» Given data:
________________

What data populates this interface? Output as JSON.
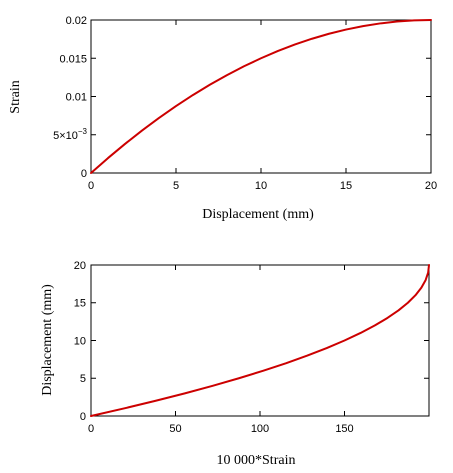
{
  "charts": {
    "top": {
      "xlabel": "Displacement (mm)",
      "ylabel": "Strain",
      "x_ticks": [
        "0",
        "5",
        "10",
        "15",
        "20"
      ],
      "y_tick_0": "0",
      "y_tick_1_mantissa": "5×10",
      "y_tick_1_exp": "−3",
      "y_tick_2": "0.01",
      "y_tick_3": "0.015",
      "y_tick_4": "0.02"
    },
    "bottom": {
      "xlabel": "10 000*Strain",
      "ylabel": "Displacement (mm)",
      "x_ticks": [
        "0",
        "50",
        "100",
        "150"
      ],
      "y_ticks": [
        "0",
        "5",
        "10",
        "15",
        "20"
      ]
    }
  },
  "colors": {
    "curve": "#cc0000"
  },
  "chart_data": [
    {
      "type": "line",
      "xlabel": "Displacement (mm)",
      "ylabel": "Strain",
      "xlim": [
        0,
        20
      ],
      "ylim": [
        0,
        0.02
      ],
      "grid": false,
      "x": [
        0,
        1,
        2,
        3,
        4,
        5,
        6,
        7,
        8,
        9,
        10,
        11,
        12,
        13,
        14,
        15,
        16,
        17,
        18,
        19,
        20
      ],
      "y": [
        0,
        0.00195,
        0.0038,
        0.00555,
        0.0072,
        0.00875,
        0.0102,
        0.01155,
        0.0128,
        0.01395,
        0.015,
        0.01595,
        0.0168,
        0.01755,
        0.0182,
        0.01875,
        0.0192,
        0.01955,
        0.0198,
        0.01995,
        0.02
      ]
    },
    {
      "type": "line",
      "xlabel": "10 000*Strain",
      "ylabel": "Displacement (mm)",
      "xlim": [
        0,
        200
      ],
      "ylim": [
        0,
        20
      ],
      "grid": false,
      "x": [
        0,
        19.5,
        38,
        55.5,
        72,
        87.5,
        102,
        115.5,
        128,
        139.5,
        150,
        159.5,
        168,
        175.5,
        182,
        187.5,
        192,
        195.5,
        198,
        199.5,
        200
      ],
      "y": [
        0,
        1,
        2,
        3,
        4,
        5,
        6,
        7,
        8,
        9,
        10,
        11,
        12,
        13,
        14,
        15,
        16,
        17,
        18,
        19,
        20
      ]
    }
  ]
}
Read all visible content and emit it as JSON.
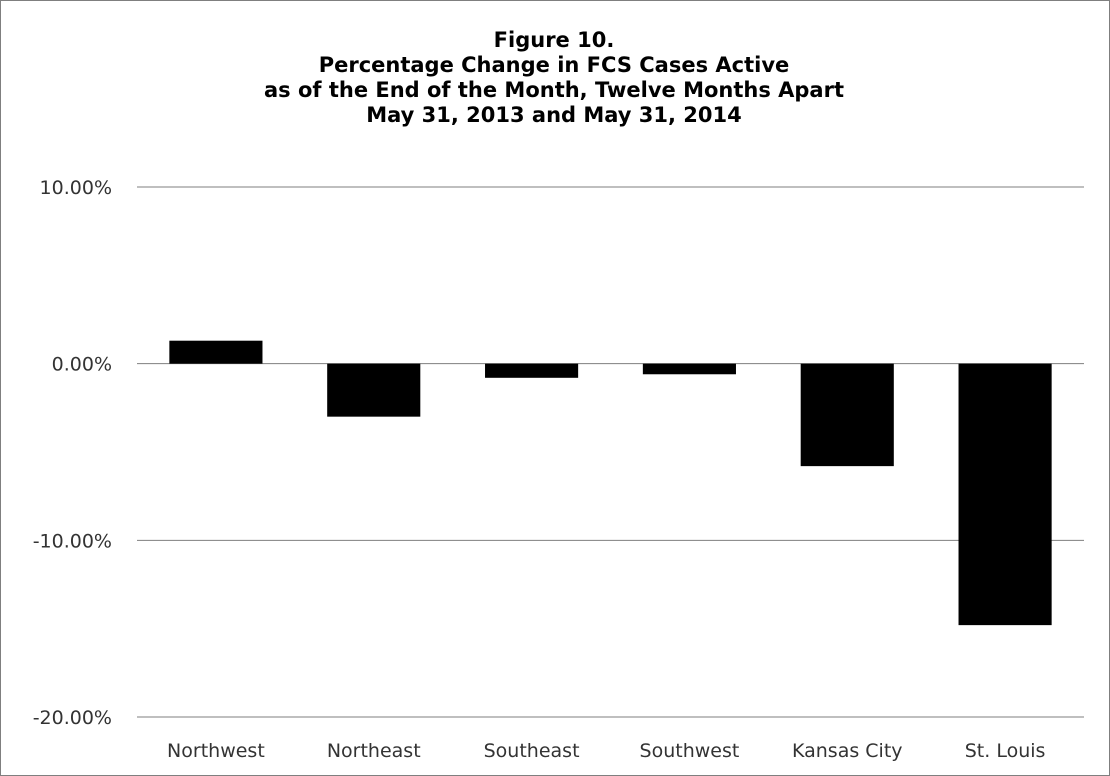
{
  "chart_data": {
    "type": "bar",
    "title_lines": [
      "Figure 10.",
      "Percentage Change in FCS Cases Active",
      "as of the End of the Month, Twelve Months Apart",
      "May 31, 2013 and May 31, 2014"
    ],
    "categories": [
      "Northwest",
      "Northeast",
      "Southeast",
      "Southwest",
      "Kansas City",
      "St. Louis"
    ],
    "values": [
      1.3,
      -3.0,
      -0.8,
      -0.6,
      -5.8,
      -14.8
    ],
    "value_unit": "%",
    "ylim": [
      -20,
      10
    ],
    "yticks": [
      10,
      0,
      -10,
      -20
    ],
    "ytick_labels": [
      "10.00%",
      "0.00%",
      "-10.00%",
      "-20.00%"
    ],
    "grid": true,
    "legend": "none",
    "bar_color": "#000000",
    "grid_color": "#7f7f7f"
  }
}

________________

» Task directions: Copy the records word for word, leaving no picture in the copy.

» Exercise output:
What data populates this interface? Output as JSON.
{
  "charts": {
    "top": {
      "xlabel": "Displacement (mm)",
      "ylabel": "Strain",
      "x_ticks": [
        "0",
        "5",
        "10",
        "15",
        "20"
      ],
      "y_tick_0": "0",
      "y_tick_1_mantissa": "5×10",
      "y_tick_1_exp": "−3",
      "y_tick_2": "0.01",
      "y_tick_3": "0.015",
      "y_tick_4": "0.02"
    },
    "bottom": {
      "xlabel": "10 000*Strain",
      "ylabel": "Displacement (mm)",
      "x_ticks": [
        "0",
        "50",
        "100",
        "150"
      ],
      "y_ticks": [
        "0",
        "5",
        "10",
        "15",
        "20"
      ]
    }
  },
  "colors": {
    "curve": "#cc0000"
  },
  "chart_data": [
    {
      "type": "line",
      "xlabel": "Displacement (mm)",
      "ylabel": "Strain",
      "xlim": [
        0,
        20
      ],
      "ylim": [
        0,
        0.02
      ],
      "grid": false,
      "x": [
        0,
        1,
        2,
        3,
        4,
        5,
        6,
        7,
        8,
        9,
        10,
        11,
        12,
        13,
        14,
        15,
        16,
        17,
        18,
        19,
        20
      ],
      "y": [
        0,
        0.00195,
        0.0038,
        0.00555,
        0.0072,
        0.00875,
        0.0102,
        0.01155,
        0.0128,
        0.01395,
        0.015,
        0.01595,
        0.0168,
        0.01755,
        0.0182,
        0.01875,
        0.0192,
        0.01955,
        0.0198,
        0.01995,
        0.02
      ]
    },
    {
      "type": "line",
      "xlabel": "10 000*Strain",
      "ylabel": "Displacement (mm)",
      "xlim": [
        0,
        200
      ],
      "ylim": [
        0,
        20
      ],
      "grid": false,
      "x": [
        0,
        19.5,
        38,
        55.5,
        72,
        87.5,
        102,
        115.5,
        128,
        139.5,
        150,
        159.5,
        168,
        175.5,
        182,
        187.5,
        192,
        195.5,
        198,
        199.5,
        200
      ],
      "y": [
        0,
        1,
        2,
        3,
        4,
        5,
        6,
        7,
        8,
        9,
        10,
        11,
        12,
        13,
        14,
        15,
        16,
        17,
        18,
        19,
        20
      ]
    }
  ]
}
Read all visible content and emit it as JSON.
{
  "chart_data": {
    "type": "bar",
    "title_lines": [
      "Figure 10.",
      "Percentage Change in FCS Cases Active",
      "as of the End of the Month, Twelve Months Apart",
      "May 31, 2013 and May 31, 2014"
    ],
    "categories": [
      "Northwest",
      "Northeast",
      "Southeast",
      "Southwest",
      "Kansas City",
      "St. Louis"
    ],
    "values": [
      1.3,
      -3.0,
      -0.8,
      -0.6,
      -5.8,
      -14.8
    ],
    "value_unit": "%",
    "ylim": [
      -20,
      10
    ],
    "yticks": [
      10,
      0,
      -10,
      -20
    ],
    "ytick_labels": [
      "10.00%",
      "0.00%",
      "-10.00%",
      "-20.00%"
    ],
    "grid": true,
    "legend": "none",
    "bar_color": "#000000",
    "grid_color": "#7f7f7f"
  }
}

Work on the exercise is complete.